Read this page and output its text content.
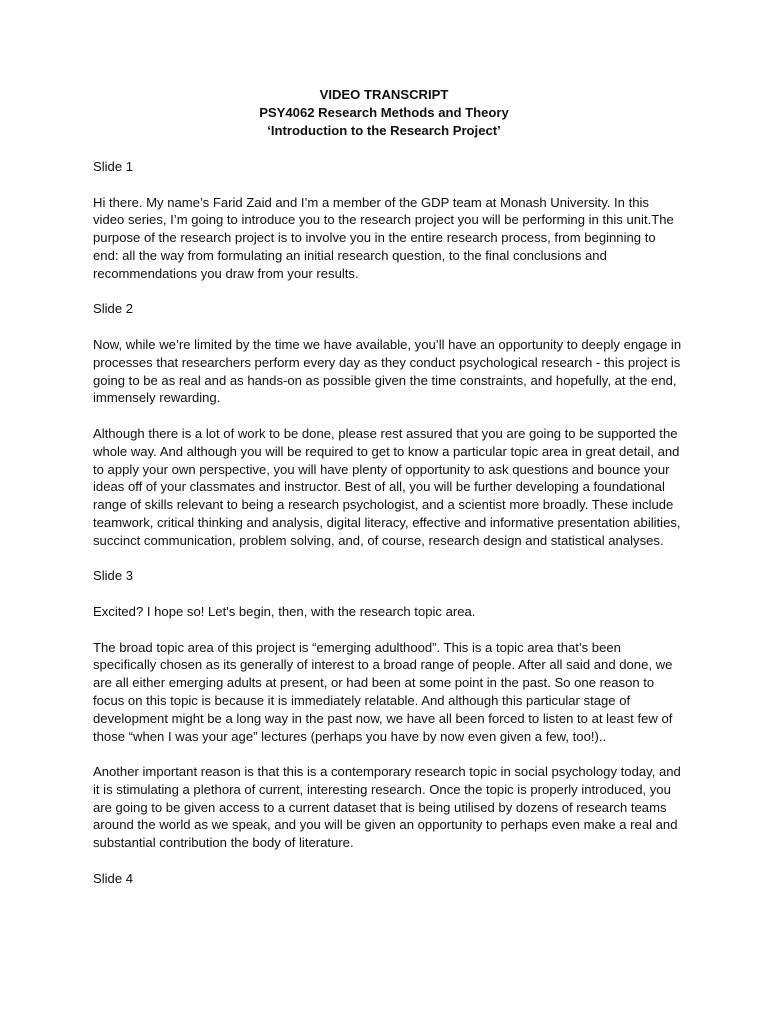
VIDEO TRANSCRIPT
PSY4062 Research Methods and Theory
‘Introduction to the Research Project’

Slide 1

Hi there. My name’s Farid Zaid and I’m a member of the GDP team at Monash University. In this video series, I’m going to introduce you to the research project you will be performing in this unit.The purpose of the research project is to involve you in the entire research process, from beginning to end: all the way from formulating an initial research question, to the final conclusions and recommendations you draw from your results.

Slide 2

Now, while we’re limited by the time we have available, you’ll have an opportunity to deeply engage in processes that researchers perform every day as they conduct psychological research - this project is going to be as real and as hands-on as possible given the time constraints, and hopefully, at the end, immensely rewarding.

Although there is a lot of work to be done, please rest assured that you are going to be supported the whole way. And although you will be required to get to know a particular topic area in great detail, and to apply your own perspective, you will have plenty of opportunity to ask questions and bounce your ideas off of your classmates and instructor. Best of all, you will be further developing a foundational range of skills relevant to being a research psychologist, and a scientist more broadly. These include teamwork, critical thinking and analysis, digital literacy, effective and informative presentation abilities, succinct communication, problem solving, and, of course, research design and statistical analyses.

Slide 3

Excited? I hope so! Let's begin, then, with the research topic area.

The broad topic area of this project is “emerging adulthood”. This is a topic area that’s been specifically chosen as its generally of interest to a broad range of people. After all said and done, we are all either emerging adults at present, or had been at some point in the past. So one reason to focus on this topic is because it is immediately relatable. And although this particular stage of development might be a long way in the past now, we have all been forced to listen to at least few of those “when I was your age” lectures (perhaps you have by now even given a few, too!)..

Another important reason is that this is a contemporary research topic in social psychology today, and it is stimulating a plethora of current, interesting research. Once the topic is properly introduced, you are going to be given access to a current dataset that is being utilised by dozens of research teams around the world as we speak, and you will be given an opportunity to perhaps even make a real and substantial contribution the body of literature.

Slide 4
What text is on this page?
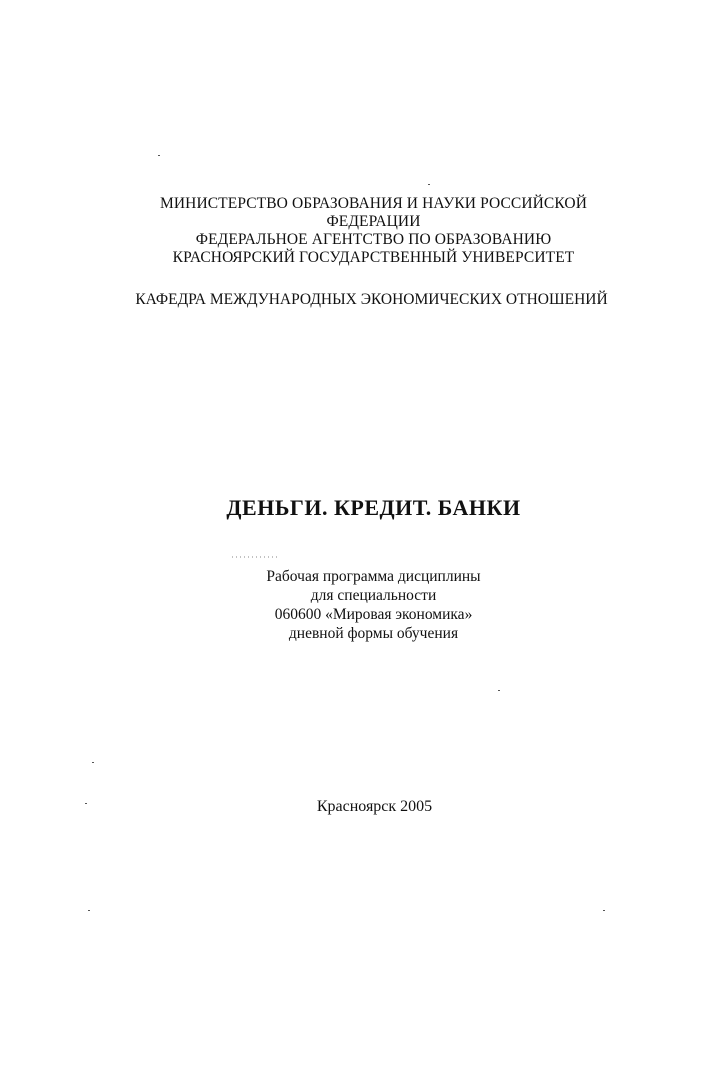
МИНИСТЕРСТВО ОБРАЗОВАНИЯ И НАУКИ РОССИЙСКОЙ
ФЕДЕРАЦИИ
ФЕДЕРАЛЬНОЕ АГЕНТСТВО ПО ОБРАЗОВАНИЮ
КРАСНОЯРСКИЙ ГОСУДАРСТВЕННЫЙ УНИВЕРСИТЕТ
КАФЕДРА МЕЖДУНАРОДНЫХ ЭКОНОМИЧЕСКИХ ОТНОШЕНИЙ
ДЕНЬГИ. КРЕДИТ. БАНКИ
Рабочая программа дисциплины
для специальности
060600 «Мировая экономика»
дневной формы обучения
Красноярск 2005
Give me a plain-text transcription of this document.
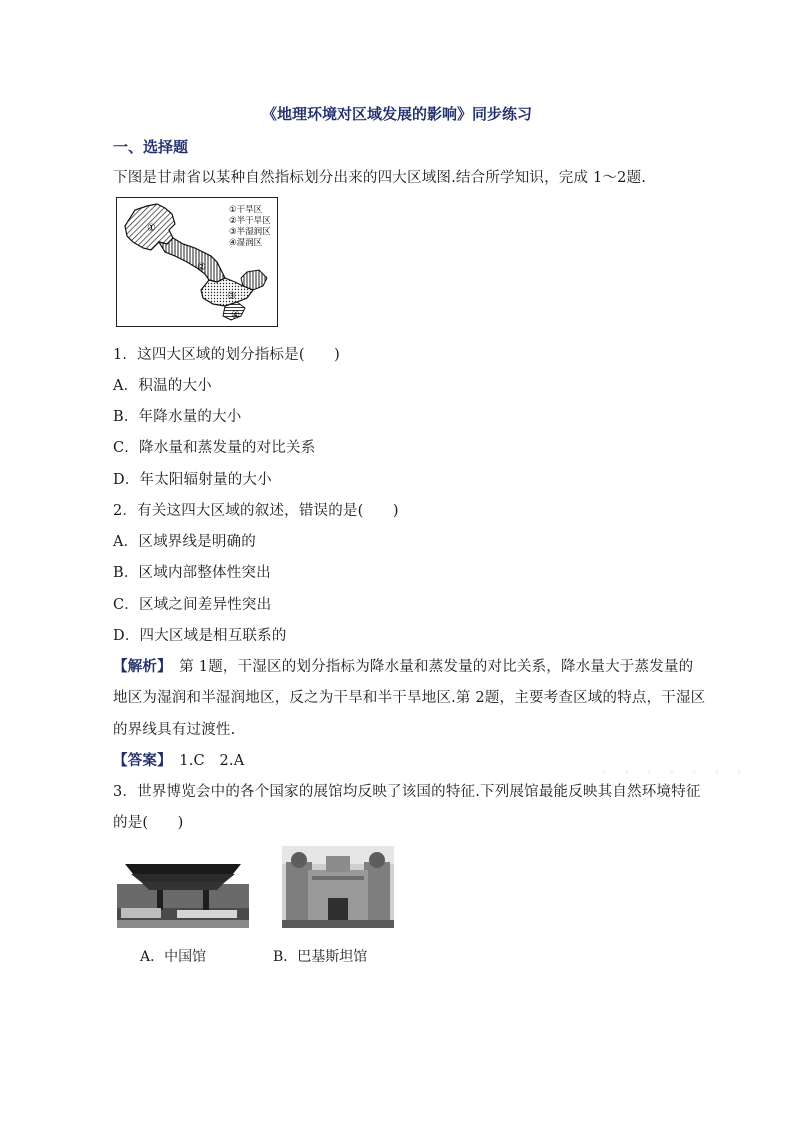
《地理环境对区域发展的影响》同步练习
一、选择题
下图是甘肃省以某种自然指标划分出来的四大区域图.结合所学知识，完成 1～2题.
①
②
③
④
①干旱区
②半干旱区
③半湿润区
④湿润区
1．这四大区域的划分指标是(　　)
A．积温的大小
B．年降水量的大小
C．降水量和蒸发量的对比关系
D．年太阳辐射量的大小
2．有关这四大区域的叙述，错误的是(　　)
A．区域界线是明确的
B．区域内部整体性突出
C．区域之间差异性突出
D．四大区域是相互联系的
【解析】　第 1题，干湿区的划分指标为降水量和蒸发量的对比关系，降水量大于蒸发量的
地区为湿润和半湿润地区，反之为干旱和半干旱地区.第 2题，主要考查区域的特点，干湿区
的界线具有过渡性.
【答案】　1.C　2.A	· · · · · · ·
3．世界博览会中的各个国家的展馆均反映了该国的特征.下列展馆最能反映其自然环境特征
的是(　　)
A．中国馆	B．巴基斯坦馆
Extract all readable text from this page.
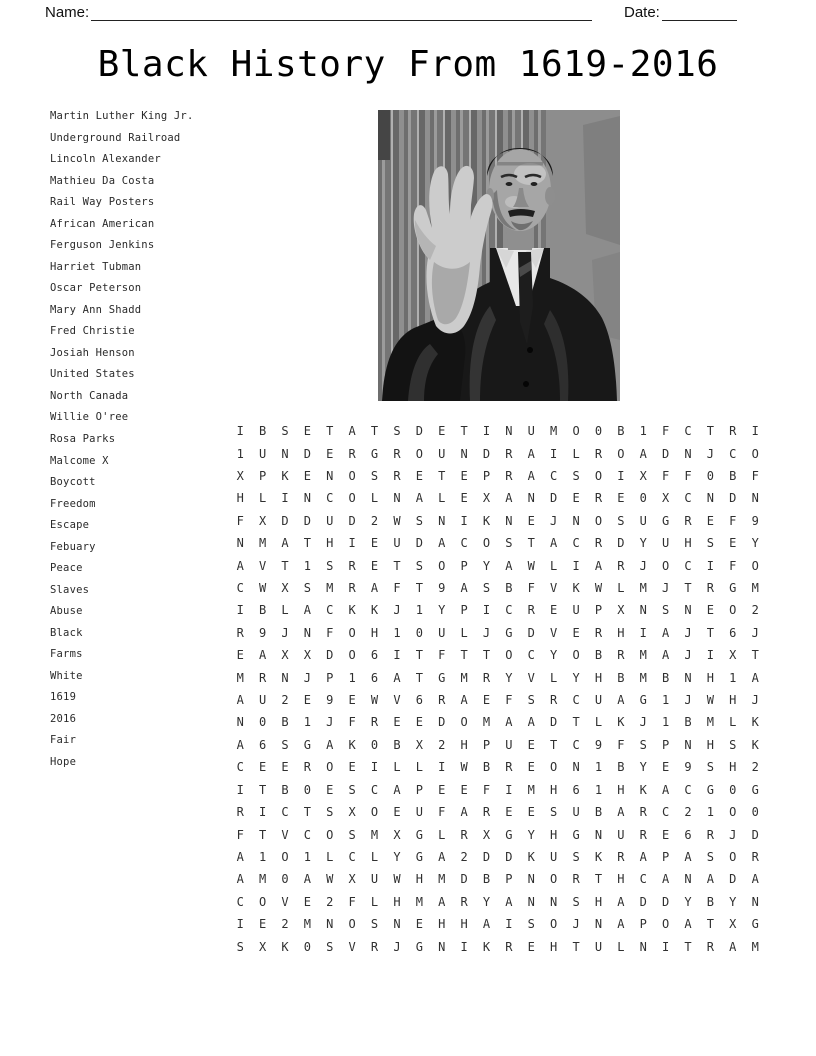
Name:	Date:
Black History From 1619-2016
Martin Luther King Jr.
Underground Railroad
Lincoln Alexander
Mathieu Da Costa
Rail Way Posters
African American
Ferguson Jenkins
Harriet Tubman
Oscar Peterson
Mary Ann Shadd
Fred Christie
Josiah Henson
United States
North Canada
Willie O'ree
Rosa Parks
Malcome X
Boycott
Freedom
Escape
Febuary
Peace
Slaves
Abuse
Black
Farms
White
1619
2016
Fair
Hope
I	B	S	E	T	A	T	S	D	E	T	I	N	U	M	O	0	B	1	F	C	T	R	I
1	U	N	D	E	R	G	R	O	U	N	D	R	A	I	L	R	O	A	D	N	J	C	O
X	P	K	E	N	O	S	R	E	T	E	P	R	A	C	S	O	I	X	F	F	0	B	F
H	L	I	N	C	O	L	N	A	L	E	X	A	N	D	E	R	E	0	X	C	N	D	N
F	X	D	D	U	D	2	W	S	N	I	K	N	E	J	N	O	S	U	G	R	E	F	9
N	M	A	T	H	I	E	U	D	A	C	O	S	T	A	C	R	D	Y	U	H	S	E	Y
A	V	T	1	S	R	E	T	S	O	P	Y	A	W	L	I	A	R	J	O	C	I	F	O
C	W	X	S	M	R	A	F	T	9	A	S	B	F	V	K	W	L	M	J	T	R	G	M
I	B	L	A	C	K	K	J	1	Y	P	I	C	R	E	U	P	X	N	S	N	E	O	2
R	9	J	N	F	O	H	1	0	U	L	J	G	D	V	E	R	H	I	A	J	T	6	J
E	A	X	X	D	O	6	I	T	F	T	T	O	C	Y	O	B	R	M	A	J	I	X	T
M	R	N	J	P	1	6	A	T	G	M	R	Y	V	L	Y	H	B	M	B	N	H	1	A
A	U	2	E	9	E	W	V	6	R	A	E	F	S	R	C	U	A	G	1	J	W	H	J
N	0	B	1	J	F	R	E	E	D	O	M	A	A	D	T	L	K	J	1	B	M	L	K
A	6	S	G	A	K	0	B	X	2	H	P	U	E	T	C	9	F	S	P	N	H	S	K
C	E	E	R	O	E	I	L	L	I	W	B	R	E	O	N	1	B	Y	E	9	S	H	2
I	T	B	0	E	S	C	A	P	E	E	F	I	M	H	6	1	H	K	A	C	G	0	G
R	I	C	T	S	X	O	E	U	F	A	R	E	E	S	U	B	A	R	C	2	1	O	0
F	T	V	C	O	S	M	X	G	L	R	X	G	Y	H	G	N	U	R	E	6	R	J	D
A	1	O	1	L	C	L	Y	G	A	2	D	D	K	U	S	K	R	A	P	A	S	O	R
A	M	0	A	W	X	U	W	H	M	D	B	P	N	O	R	T	H	C	A	N	A	D	A
C	O	V	E	2	F	L	H	M	A	R	Y	A	N	N	S	H	A	D	D	Y	B	Y	N
I	E	2	M	N	O	S	N	E	H	H	A	I	S	O	J	N	A	P	O	A	T	X	G
S	X	K	0	S	V	R	J	G	N	I	K	R	E	H	T	U	L	N	I	T	R	A	M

****************************************

WHAT IS ASKED
Any pictures should be dropped; transcribe the rest of the records above exactly.

SOLVED PROBLEM
Read this page and output its text content.
VIDEO TRANSCRIPT
PSY4062 Research Methods and Theory
‘Introduction to the Research Project’

Slide 1

Hi there. My name’s Farid Zaid and I’m a member of the GDP team at Monash University. In this video series, I’m going to introduce you to the research project you will be performing in this unit.The purpose of the research project is to involve you in the entire research process, from beginning to end: all the way from formulating an initial research question, to the final conclusions and recommendations you draw from your results.

Slide 2

Now, while we’re limited by the time we have available, you’ll have an opportunity to deeply engage in processes that researchers perform every day as they conduct psychological research - this project is going to be as real and as hands-on as possible given the time constraints, and hopefully, at the end, immensely rewarding.

Although there is a lot of work to be done, please rest assured that you are going to be supported the whole way. And although you will be required to get to know a particular topic area in great detail, and to apply your own perspective, you will have plenty of opportunity to ask questions and bounce your ideas off of your classmates and instructor. Best of all, you will be further developing a foundational range of skills relevant to being a research psychologist, and a scientist more broadly. These include teamwork, critical thinking and analysis, digital literacy, effective and informative presentation abilities, succinct communication, problem solving, and, of course, research design and statistical analyses.

Slide 3

Excited? I hope so! Let's begin, then, with the research topic area.

The broad topic area of this project is “emerging adulthood”. This is a topic area that’s been specifically chosen as its generally of interest to a broad range of people. After all said and done, we are all either emerging adults at present, or had been at some point in the past. So one reason to focus on this topic is because it is immediately relatable. And although this particular stage of development might be a long way in the past now, we have all been forced to listen to at least few of those “when I was your age” lectures (perhaps you have by now even given a few, too!)..

Another important reason is that this is a contemporary research topic in social psychology today, and it is stimulating a plethora of current, interesting research. Once the topic is properly introduced, you are going to be given access to a current dataset that is being utilised by dozens of research teams around the world as we speak, and you will be given an opportunity to perhaps even make a real and substantial contribution the body of literature.

Slide 4
What text is on this page?
МИНИСТЕРСТВО ОБРАЗОВАНИЯ И НАУКИ РОССИЙСКОЙ
ФЕДЕРАЦИИ
ФЕДЕРАЛЬНОЕ АГЕНТСТВО ПО ОБРАЗОВАНИЮ
КРАСНОЯРСКИЙ ГОСУДАРСТВЕННЫЙ УНИВЕРСИТЕТ
КАФЕДРА МЕЖДУНАРОДНЫХ ЭКОНОМИЧЕСКИХ ОТНОШЕНИЙ
ДЕНЬГИ. КРЕДИТ. БАНКИ
Рабочая программа дисциплины
для специальности
060600 «Мировая экономика»
дневной формы обучения
Красноярск 2005
Give me a plain-text transcription of this document.
《地理环境对区域发展的影响》同步练习
一、选择题
下图是甘肃省以某种自然指标划分出来的四大区域图.结合所学知识，完成 1～2题.
①
②
③
④
①干旱区
②半干旱区
③半湿润区
④湿润区
1．这四大区域的划分指标是(　　)
A．积温的大小
B．年降水量的大小
C．降水量和蒸发量的对比关系
D．年太阳辐射量的大小
2．有关这四大区域的叙述，错误的是(　　)
A．区域界线是明确的
B．区域内部整体性突出
C．区域之间差异性突出
D．四大区域是相互联系的
【解析】　第 1题，干湿区的划分指标为降水量和蒸发量的对比关系，降水量大于蒸发量的
地区为湿润和半湿润地区，反之为干旱和半干旱地区.第 2题，主要考查区域的特点，干湿区
的界线具有过渡性.
【答案】　1.C　2.A	· · · · · · ·
3．世界博览会中的各个国家的展馆均反映了该国的特征.下列展馆最能反映其自然环境特征
的是(　　)
A．中国馆	B．巴基斯坦馆
Extract all readable text from this page.
Name:	Date:
Black History From 1619-2016
Martin Luther King Jr.
Underground Railroad
Lincoln Alexander
Mathieu Da Costa
Rail Way Posters
African American
Ferguson Jenkins
Harriet Tubman
Oscar Peterson
Mary Ann Shadd
Fred Christie
Josiah Henson
United States
North Canada
Willie O'ree
Rosa Parks
Malcome X
Boycott
Freedom
Escape
Febuary
Peace
Slaves
Abuse
Black
Farms
White
1619
2016
Fair
Hope
I	B	S	E	T	A	T	S	D	E	T	I	N	U	M	O	0	B	1	F	C	T	R	I
1	U	N	D	E	R	G	R	O	U	N	D	R	A	I	L	R	O	A	D	N	J	C	O
X	P	K	E	N	O	S	R	E	T	E	P	R	A	C	S	O	I	X	F	F	0	B	F
H	L	I	N	C	O	L	N	A	L	E	X	A	N	D	E	R	E	0	X	C	N	D	N
F	X	D	D	U	D	2	W	S	N	I	K	N	E	J	N	O	S	U	G	R	E	F	9
N	M	A	T	H	I	E	U	D	A	C	O	S	T	A	C	R	D	Y	U	H	S	E	Y
A	V	T	1	S	R	E	T	S	O	P	Y	A	W	L	I	A	R	J	O	C	I	F	O
C	W	X	S	M	R	A	F	T	9	A	S	B	F	V	K	W	L	M	J	T	R	G	M
I	B	L	A	C	K	K	J	1	Y	P	I	C	R	E	U	P	X	N	S	N	E	O	2
R	9	J	N	F	O	H	1	0	U	L	J	G	D	V	E	R	H	I	A	J	T	6	J
E	A	X	X	D	O	6	I	T	F	T	T	O	C	Y	O	B	R	M	A	J	I	X	T
M	R	N	J	P	1	6	A	T	G	M	R	Y	V	L	Y	H	B	M	B	N	H	1	A
A	U	2	E	9	E	W	V	6	R	A	E	F	S	R	C	U	A	G	1	J	W	H	J
N	0	B	1	J	F	R	E	E	D	O	M	A	A	D	T	L	K	J	1	B	M	L	K
A	6	S	G	A	K	0	B	X	2	H	P	U	E	T	C	9	F	S	P	N	H	S	K
C	E	E	R	O	E	I	L	L	I	W	B	R	E	O	N	1	B	Y	E	9	S	H	2
I	T	B	0	E	S	C	A	P	E	E	F	I	M	H	6	1	H	K	A	C	G	0	G
R	I	C	T	S	X	O	E	U	F	A	R	E	E	S	U	B	A	R	C	2	1	O	0
F	T	V	C	O	S	M	X	G	L	R	X	G	Y	H	G	N	U	R	E	6	R	J	D
A	1	O	1	L	C	L	Y	G	A	2	D	D	K	U	S	K	R	A	P	A	S	O	R
A	M	0	A	W	X	U	W	H	M	D	B	P	N	O	R	T	H	C	A	N	A	D	A
C	O	V	E	2	F	L	H	M	A	R	Y	A	N	N	S	H	A	D	D	Y	B	Y	N
I	E	2	M	N	O	S	N	E	H	H	A	I	S	O	J	N	A	P	O	A	T	X	G
S	X	K	0	S	V	R	J	G	N	I	K	R	E	H	T	U	L	N	I	T	R	A	M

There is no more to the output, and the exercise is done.